• _SET PROBLEM_:
Write out each line beneath this one exactly as it reads.
──────────────────────────────
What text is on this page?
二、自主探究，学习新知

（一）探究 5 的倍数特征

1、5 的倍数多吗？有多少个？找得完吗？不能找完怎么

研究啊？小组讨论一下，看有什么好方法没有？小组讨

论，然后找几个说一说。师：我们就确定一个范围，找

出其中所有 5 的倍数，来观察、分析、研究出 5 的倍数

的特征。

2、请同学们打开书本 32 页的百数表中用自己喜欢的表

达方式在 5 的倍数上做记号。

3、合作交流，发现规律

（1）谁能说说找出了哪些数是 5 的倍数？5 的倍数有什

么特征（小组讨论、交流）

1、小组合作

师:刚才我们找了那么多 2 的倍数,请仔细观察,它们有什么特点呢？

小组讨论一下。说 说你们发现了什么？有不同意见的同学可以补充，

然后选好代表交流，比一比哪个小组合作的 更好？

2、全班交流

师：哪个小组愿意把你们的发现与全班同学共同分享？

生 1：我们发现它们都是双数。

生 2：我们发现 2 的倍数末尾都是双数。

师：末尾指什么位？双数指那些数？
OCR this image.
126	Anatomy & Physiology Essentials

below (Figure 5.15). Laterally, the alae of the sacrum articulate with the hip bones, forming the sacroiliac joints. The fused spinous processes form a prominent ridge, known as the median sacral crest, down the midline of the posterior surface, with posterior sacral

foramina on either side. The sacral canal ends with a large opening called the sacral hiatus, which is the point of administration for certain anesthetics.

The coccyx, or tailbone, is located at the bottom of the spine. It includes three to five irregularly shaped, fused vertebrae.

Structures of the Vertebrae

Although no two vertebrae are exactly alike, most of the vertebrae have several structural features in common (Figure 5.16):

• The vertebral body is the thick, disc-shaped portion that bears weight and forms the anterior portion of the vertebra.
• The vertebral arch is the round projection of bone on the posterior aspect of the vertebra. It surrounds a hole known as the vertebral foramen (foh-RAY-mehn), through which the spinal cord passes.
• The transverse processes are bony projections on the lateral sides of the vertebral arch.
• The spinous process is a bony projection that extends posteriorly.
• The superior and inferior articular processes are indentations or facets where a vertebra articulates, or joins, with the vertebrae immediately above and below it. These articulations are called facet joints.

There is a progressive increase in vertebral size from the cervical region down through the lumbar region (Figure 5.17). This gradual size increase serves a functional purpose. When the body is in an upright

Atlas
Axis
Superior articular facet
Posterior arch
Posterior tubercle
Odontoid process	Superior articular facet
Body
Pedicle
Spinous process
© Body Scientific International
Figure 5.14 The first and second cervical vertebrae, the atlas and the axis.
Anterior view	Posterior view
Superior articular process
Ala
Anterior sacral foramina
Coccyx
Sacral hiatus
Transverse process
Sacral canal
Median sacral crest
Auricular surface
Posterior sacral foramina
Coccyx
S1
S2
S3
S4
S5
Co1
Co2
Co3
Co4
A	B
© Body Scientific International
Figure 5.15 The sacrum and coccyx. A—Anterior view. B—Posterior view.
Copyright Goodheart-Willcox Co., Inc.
──────────────────────────────
• _WORKED SOLUTION_:
What text is on this page?
二、自主探究，学习新知

（一）探究 5 的倍数特征

1、5 的倍数多吗？有多少个？找得完吗？不能找完怎么

研究啊？小组讨论一下，看有什么好方法没有？小组讨

论，然后找几个说一说。师：我们就确定一个范围，找

出其中所有 5 的倍数，来观察、分析、研究出 5 的倍数

的特征。

2、请同学们打开书本 32 页的百数表中用自己喜欢的表

达方式在 5 的倍数上做记号。

3、合作交流，发现规律

（1）谁能说说找出了哪些数是 5 的倍数？5 的倍数有什

么特征（小组讨论、交流）

1、小组合作

师:刚才我们找了那么多 2 的倍数,请仔细观察,它们有什么特点呢？

小组讨论一下。说 说你们发现了什么？有不同意见的同学可以补充，

然后选好代表交流，比一比哪个小组合作的 更好？

2、全班交流

师：哪个小组愿意把你们的发现与全班同学共同分享？

生 1：我们发现它们都是双数。

生 2：我们发现 2 的倍数末尾都是双数。

师：末尾指什么位？双数指那些数？
OCR this image.
126	Anatomy & Physiology Essentials

below (Figure 5.15). Laterally, the alae of the sacrum articulate with the hip bones, forming the sacroiliac joints. The fused spinous processes form a prominent ridge, known as the median sacral crest, down the midline of the posterior surface, with posterior sacral

foramina on either side. The sacral canal ends with a large opening called the sacral hiatus, which is the point of administration for certain anesthetics.

The coccyx, or tailbone, is located at the bottom of the spine. It includes three to five irregularly shaped, fused vertebrae.

Structures of the Vertebrae

Although no two vertebrae are exactly alike, most of the vertebrae have several structural features in common (Figure 5.16):

• The vertebral body is the thick, disc-shaped portion that bears weight and forms the anterior portion of the vertebra.
• The vertebral arch is the round projection of bone on the posterior aspect of the vertebra. It surrounds a hole known as the vertebral foramen (foh-RAY-mehn), through which the spinal cord passes.
• The transverse processes are bony projections on the lateral sides of the vertebral arch.
• The spinous process is a bony projection that extends posteriorly.
• The superior and inferior articular processes are indentations or facets where a vertebra articulates, or joins, with the vertebrae immediately above and below it. These articulations are called facet joints.

There is a progressive increase in vertebral size from the cervical region down through the lumbar region (Figure 5.17). This gradual size increase serves a functional purpose. When the body is in an upright

Atlas
Axis
Superior articular facet
Posterior arch
Posterior tubercle
Odontoid process	Superior articular facet
Body
Pedicle
Spinous process
© Body Scientific International
Figure 5.14 The first and second cervical vertebrae, the atlas and the axis.
Anterior view	Posterior view
Superior articular process
Ala
Anterior sacral foramina
Coccyx
Sacral hiatus
Transverse process
Sacral canal
Median sacral crest
Auricular surface
Posterior sacral foramina
Coccyx
S1
S2
S3
S4
S5
Co1
Co2
Co3
Co4
A	B
© Body Scientific International
Figure 5.15 The sacrum and coccyx. A—Anterior view. B—Posterior view.
Copyright Goodheart-Willcox Co., Inc.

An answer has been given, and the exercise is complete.